WHAT IS EXPECTED> Within the data that follows, how many lines carry the string "Volume"? Give the number alone.

——————————

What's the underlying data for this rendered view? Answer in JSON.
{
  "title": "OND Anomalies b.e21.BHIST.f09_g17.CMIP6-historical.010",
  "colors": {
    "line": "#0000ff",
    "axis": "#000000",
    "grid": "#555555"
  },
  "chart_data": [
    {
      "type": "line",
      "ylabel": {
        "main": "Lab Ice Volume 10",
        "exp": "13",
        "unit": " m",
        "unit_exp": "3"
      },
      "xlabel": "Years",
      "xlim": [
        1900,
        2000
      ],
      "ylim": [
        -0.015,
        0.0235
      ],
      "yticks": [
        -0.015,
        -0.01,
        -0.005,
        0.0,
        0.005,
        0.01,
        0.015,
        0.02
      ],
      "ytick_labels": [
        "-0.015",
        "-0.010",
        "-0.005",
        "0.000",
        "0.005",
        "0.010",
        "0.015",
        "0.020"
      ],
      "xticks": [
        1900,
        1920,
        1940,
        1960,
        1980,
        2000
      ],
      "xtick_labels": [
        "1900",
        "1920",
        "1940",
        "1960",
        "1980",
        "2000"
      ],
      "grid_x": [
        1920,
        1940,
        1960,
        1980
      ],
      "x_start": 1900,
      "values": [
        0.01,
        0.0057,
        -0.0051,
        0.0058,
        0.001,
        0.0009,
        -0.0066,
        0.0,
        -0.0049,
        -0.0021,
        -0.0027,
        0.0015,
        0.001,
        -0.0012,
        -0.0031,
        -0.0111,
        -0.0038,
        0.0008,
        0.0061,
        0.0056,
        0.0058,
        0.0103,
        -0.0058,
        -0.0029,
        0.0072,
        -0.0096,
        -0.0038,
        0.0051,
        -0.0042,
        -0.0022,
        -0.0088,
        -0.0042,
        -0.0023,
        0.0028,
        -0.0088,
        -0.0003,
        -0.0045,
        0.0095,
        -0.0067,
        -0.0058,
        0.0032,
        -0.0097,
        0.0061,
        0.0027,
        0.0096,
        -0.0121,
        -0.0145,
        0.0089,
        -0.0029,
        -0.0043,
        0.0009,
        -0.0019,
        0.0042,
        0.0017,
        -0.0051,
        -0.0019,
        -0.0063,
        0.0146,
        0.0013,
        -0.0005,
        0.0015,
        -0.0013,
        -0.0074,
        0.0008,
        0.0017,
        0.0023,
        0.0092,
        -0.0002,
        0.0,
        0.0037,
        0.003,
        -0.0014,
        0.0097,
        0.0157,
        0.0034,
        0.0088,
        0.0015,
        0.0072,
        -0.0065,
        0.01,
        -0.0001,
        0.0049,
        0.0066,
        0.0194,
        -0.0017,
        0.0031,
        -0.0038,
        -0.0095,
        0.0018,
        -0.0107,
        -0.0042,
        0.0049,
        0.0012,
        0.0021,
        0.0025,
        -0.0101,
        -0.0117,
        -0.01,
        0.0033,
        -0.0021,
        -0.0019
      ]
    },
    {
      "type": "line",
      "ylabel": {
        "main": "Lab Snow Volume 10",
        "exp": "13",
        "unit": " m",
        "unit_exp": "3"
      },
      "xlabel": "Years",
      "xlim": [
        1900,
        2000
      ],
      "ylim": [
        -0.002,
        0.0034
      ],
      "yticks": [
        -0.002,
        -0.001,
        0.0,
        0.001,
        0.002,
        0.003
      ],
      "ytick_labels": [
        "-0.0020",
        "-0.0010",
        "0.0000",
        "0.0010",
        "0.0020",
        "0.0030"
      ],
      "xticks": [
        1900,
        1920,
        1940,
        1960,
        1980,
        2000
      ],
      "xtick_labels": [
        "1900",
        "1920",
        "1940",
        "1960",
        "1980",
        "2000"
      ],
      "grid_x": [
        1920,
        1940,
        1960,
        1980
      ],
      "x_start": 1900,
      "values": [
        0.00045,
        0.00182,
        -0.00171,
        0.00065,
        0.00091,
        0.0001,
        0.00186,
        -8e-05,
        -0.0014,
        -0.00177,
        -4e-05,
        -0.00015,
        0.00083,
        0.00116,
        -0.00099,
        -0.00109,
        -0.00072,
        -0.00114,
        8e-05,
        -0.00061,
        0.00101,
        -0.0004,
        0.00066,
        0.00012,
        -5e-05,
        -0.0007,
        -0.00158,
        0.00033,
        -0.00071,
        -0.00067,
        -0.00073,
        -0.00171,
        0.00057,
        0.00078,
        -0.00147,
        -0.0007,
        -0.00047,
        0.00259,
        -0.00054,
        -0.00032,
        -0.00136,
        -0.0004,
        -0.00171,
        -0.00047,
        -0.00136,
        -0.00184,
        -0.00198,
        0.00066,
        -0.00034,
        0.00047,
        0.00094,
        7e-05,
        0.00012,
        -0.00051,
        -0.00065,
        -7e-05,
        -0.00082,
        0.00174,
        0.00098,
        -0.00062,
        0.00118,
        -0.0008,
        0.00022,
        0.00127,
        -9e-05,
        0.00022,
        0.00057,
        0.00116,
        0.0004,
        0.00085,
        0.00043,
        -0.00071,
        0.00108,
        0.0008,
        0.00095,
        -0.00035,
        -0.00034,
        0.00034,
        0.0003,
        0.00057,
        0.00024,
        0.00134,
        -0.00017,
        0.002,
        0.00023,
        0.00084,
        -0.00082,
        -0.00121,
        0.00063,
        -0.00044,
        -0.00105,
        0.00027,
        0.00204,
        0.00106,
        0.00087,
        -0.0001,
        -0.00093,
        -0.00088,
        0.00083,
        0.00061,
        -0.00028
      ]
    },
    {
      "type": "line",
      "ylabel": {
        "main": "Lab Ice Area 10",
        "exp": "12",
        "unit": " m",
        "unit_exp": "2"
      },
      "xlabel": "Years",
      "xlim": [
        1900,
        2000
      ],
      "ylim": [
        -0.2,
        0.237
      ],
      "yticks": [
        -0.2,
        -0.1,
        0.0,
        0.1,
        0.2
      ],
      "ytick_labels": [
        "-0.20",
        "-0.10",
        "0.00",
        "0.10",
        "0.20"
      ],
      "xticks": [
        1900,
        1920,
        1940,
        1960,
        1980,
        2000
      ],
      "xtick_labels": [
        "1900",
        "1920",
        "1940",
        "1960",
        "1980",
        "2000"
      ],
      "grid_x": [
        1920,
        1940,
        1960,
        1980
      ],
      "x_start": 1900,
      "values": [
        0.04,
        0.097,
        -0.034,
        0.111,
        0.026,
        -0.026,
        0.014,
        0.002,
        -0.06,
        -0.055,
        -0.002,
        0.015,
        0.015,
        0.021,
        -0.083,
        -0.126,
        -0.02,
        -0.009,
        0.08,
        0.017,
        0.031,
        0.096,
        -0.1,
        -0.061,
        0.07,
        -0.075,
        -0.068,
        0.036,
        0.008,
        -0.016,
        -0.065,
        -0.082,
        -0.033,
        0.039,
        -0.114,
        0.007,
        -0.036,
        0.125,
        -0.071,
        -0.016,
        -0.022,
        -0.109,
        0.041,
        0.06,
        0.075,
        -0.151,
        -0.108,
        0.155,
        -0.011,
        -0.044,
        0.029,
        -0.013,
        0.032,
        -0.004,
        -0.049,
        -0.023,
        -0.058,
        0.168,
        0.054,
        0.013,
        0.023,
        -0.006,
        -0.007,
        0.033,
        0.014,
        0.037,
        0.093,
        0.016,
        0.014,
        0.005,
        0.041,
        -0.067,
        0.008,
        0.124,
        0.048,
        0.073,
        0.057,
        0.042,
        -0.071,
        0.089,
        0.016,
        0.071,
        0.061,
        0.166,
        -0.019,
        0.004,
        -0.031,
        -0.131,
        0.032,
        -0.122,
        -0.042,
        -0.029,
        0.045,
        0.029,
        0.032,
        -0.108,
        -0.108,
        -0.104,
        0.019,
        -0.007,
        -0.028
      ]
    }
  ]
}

——————————

WRITTEN REPLY> 2